**WHAT IS NEEDED:** Pull out every line below that holds the word "Châu".

------------------------

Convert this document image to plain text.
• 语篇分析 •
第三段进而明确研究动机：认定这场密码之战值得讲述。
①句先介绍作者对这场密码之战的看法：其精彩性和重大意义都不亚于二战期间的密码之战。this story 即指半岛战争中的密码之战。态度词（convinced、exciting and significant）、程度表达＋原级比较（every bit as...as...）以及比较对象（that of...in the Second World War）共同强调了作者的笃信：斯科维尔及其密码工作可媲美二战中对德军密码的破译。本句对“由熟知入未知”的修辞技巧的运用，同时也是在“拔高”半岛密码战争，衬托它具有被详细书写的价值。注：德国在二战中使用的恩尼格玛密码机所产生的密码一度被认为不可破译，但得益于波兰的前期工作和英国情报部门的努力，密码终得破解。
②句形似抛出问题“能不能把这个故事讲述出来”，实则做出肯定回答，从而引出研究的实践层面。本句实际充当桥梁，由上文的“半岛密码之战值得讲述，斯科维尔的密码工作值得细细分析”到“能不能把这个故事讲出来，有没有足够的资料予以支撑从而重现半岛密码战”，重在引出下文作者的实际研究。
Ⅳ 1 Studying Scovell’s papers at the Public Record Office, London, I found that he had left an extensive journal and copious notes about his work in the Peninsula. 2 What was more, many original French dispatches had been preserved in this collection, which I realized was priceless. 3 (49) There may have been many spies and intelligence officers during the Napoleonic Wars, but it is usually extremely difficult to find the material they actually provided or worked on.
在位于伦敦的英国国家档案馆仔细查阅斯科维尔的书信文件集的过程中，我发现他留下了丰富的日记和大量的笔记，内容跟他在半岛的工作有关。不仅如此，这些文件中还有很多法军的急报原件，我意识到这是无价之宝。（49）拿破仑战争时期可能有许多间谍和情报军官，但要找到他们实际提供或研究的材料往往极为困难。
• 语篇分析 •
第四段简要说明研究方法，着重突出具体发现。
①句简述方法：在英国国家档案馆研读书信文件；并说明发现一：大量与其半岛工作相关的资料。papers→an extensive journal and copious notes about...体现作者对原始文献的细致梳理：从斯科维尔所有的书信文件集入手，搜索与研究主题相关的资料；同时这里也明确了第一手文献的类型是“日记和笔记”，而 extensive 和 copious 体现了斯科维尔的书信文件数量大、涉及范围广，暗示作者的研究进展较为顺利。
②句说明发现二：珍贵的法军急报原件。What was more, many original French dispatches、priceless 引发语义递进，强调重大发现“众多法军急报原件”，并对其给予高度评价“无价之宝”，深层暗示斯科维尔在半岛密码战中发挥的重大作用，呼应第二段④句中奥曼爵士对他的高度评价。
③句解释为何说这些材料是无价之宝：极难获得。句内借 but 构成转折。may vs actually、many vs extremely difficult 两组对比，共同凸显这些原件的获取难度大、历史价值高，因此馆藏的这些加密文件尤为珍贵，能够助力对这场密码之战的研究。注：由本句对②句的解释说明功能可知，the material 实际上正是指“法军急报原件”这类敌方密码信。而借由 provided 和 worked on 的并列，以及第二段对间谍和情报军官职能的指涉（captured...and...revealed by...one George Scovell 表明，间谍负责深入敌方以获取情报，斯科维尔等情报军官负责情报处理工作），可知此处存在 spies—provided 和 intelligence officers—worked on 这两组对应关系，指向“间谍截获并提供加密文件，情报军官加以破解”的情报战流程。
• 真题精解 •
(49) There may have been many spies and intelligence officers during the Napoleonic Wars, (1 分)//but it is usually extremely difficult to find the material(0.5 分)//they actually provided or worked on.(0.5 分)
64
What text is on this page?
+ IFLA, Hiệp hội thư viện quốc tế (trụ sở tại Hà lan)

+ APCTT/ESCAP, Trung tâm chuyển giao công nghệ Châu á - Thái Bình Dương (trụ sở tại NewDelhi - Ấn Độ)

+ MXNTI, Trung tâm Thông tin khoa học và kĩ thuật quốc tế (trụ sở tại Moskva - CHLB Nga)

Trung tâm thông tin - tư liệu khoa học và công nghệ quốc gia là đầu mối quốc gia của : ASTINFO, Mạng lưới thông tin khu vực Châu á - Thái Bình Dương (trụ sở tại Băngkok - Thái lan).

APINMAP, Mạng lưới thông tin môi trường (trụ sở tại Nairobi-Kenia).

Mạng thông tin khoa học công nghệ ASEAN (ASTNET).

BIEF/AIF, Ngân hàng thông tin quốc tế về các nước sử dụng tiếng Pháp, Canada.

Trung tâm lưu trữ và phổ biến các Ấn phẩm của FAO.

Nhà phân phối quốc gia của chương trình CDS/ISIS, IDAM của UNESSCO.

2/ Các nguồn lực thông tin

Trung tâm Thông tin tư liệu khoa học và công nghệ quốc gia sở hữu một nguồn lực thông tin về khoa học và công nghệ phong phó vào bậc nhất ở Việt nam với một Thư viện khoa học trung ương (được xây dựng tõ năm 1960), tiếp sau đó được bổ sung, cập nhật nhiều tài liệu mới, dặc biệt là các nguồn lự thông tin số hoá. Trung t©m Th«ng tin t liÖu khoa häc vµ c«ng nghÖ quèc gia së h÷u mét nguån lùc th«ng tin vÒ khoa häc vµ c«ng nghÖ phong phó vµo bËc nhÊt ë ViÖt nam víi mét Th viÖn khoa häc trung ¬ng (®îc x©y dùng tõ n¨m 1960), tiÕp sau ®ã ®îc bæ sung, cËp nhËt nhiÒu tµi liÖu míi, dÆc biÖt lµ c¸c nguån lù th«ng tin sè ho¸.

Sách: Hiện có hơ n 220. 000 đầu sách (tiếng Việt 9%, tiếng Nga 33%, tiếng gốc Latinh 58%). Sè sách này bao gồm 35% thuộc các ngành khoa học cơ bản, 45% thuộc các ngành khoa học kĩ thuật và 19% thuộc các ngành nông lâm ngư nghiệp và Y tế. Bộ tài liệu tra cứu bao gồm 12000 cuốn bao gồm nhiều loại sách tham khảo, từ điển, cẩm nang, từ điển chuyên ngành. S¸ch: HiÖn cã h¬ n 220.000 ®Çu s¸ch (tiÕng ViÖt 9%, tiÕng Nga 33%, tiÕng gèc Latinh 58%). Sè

------------------------

**FINISHED EXERCISE:**
+ APCTT/ESCAP, Trung tâm chuyển giao công nghệ Châu á - Thái Bình Dương (trụ sở tại NewDelhi - Ấn Độ)
Trung tâm thông tin - tư liệu khoa học và công nghệ quốc gia là đầu mối quốc gia của : ASTINFO, Mạng lưới thông tin khu vực Châu á - Thái Bình Dương (trụ sở tại Băngkok - Thái lan).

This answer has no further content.